▸ **SHORT PROBLEM**
Give the data a second time, exactly and in full.

▸ **DATA ROWS**
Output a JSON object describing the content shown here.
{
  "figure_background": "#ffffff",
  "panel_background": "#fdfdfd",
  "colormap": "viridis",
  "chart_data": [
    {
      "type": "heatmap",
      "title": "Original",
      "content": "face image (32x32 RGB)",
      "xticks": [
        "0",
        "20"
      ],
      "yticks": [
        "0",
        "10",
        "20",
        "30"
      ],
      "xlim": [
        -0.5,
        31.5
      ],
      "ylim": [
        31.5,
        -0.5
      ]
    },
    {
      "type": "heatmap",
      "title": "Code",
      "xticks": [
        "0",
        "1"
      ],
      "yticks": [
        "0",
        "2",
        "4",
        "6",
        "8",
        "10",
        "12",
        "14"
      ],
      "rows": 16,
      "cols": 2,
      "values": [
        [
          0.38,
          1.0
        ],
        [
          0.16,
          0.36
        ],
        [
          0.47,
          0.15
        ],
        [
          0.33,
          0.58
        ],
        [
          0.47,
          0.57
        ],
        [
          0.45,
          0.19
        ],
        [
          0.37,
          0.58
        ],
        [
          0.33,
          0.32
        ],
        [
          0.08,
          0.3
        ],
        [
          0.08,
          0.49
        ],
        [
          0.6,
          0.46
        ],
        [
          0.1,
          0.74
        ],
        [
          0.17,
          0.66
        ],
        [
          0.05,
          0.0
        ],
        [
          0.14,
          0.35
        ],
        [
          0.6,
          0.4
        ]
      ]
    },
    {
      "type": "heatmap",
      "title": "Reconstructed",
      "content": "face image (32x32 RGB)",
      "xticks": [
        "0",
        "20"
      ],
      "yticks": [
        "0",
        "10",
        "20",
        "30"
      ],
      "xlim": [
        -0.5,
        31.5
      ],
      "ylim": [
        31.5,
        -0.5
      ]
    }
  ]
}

▸ **EXERCISE SOLUTION**
Output a JSON object describing the content shown here.
{
  "figure_background": "#ffffff",
  "panel_background": "#fdfdfd",
  "colormap": "viridis",
  "chart_data": [
    {
      "type": "heatmap",
      "title": "Original",
      "content": "face image (32x32 RGB)",
      "xticks": [
        "0",
        "20"
      ],
      "yticks": [
        "0",
        "10",
        "20",
        "30"
      ],
      "xlim": [
        -0.5,
        31.5
      ],
      "ylim": [
        31.5,
        -0.5
      ]
    },
    {
      "type": "heatmap",
      "title": "Code",
      "xticks": [
        "0",
        "1"
      ],
      "yticks": [
        "0",
        "2",
        "4",
        "6",
        "8",
        "10",
        "12",
        "14"
      ],
      "rows": 16,
      "cols": 2,
      "values": [
        [
          0.38,
          1.0
        ],
        [
          0.16,
          0.36
        ],
        [
          0.47,
          0.15
        ],
        [
          0.33,
          0.58
        ],
        [
          0.47,
          0.57
        ],
        [
          0.45,
          0.19
        ],
        [
          0.37,
          0.58
        ],
        [
          0.33,
          0.32
        ],
        [
          0.08,
          0.3
        ],
        [
          0.08,
          0.49
        ],
        [
          0.6,
          0.46
        ],
        [
          0.1,
          0.74
        ],
        [
          0.17,
          0.66
        ],
        [
          0.05,
          0.0
        ],
        [
          0.14,
          0.35
        ],
        [
          0.6,
          0.4
        ]
      ]
    },
    {
      "type": "heatmap",
      "title": "Reconstructed",
      "content": "face image (32x32 RGB)",
      "xticks": [
        "0",
        "20"
      ],
      "yticks": [
        "0",
        "10",
        "20",
        "30"
      ],
      "xlim": [
        -0.5,
        31.5
      ],
      "ylim": [
        31.5,
        -0.5
      ]
    }
  ]
}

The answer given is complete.